> **TASK DATA**:
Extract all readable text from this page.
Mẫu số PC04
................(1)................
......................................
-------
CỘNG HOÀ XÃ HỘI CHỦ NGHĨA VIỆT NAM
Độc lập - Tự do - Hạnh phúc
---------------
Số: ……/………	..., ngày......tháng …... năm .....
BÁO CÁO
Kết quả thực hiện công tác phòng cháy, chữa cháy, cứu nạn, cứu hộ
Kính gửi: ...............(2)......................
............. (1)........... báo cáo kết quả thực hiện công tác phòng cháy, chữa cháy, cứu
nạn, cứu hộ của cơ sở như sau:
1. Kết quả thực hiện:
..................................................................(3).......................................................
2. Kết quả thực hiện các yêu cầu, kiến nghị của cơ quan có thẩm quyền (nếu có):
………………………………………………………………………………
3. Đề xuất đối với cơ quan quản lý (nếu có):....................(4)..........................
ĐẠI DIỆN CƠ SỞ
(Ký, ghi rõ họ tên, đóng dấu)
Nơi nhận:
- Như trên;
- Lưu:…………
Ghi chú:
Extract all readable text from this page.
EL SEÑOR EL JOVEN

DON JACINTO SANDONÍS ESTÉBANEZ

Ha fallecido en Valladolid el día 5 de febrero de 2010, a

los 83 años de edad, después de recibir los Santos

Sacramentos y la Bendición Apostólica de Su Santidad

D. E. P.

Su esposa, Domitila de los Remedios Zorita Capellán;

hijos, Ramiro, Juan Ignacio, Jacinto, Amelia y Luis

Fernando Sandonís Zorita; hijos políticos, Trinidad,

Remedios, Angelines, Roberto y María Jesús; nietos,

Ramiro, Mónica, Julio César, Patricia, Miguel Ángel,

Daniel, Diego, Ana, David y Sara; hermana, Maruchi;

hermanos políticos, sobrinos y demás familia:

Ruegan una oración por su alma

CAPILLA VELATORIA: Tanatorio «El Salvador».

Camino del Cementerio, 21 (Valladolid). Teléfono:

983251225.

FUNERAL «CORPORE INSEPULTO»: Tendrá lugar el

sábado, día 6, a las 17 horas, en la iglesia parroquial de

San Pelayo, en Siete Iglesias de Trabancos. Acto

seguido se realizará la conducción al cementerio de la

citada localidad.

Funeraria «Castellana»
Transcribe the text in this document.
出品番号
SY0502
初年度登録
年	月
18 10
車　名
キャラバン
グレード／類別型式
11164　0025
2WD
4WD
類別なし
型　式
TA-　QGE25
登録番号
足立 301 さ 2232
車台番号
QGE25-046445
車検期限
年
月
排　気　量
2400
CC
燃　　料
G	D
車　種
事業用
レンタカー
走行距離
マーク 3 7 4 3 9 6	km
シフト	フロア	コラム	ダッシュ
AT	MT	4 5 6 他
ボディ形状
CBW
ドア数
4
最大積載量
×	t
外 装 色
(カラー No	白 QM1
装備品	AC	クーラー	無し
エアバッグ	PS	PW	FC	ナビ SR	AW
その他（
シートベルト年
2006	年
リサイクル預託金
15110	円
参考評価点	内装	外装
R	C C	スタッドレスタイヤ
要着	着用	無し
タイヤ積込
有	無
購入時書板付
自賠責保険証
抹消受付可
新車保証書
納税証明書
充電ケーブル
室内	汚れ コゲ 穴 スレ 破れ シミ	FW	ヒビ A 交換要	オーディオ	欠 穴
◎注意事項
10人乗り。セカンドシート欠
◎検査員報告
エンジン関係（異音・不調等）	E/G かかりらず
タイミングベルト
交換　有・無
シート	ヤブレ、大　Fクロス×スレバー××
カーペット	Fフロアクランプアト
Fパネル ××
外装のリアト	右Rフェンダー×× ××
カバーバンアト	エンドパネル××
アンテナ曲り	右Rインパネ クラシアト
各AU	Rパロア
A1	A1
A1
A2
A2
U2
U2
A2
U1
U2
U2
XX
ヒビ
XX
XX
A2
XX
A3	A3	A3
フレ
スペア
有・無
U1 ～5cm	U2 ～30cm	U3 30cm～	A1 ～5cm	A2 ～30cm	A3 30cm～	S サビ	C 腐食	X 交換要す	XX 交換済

> **TASK**: Using the listing, copy every line where the word "cháy" shows up.

> **RESPONSE TO THE EXERCISE**:
Kết quả thực hiện công tác phòng cháy, chữa cháy, cứu nạn, cứu hộ
............. (1)........... báo cáo kết quả thực hiện công tác phòng cháy, chữa cháy, cứu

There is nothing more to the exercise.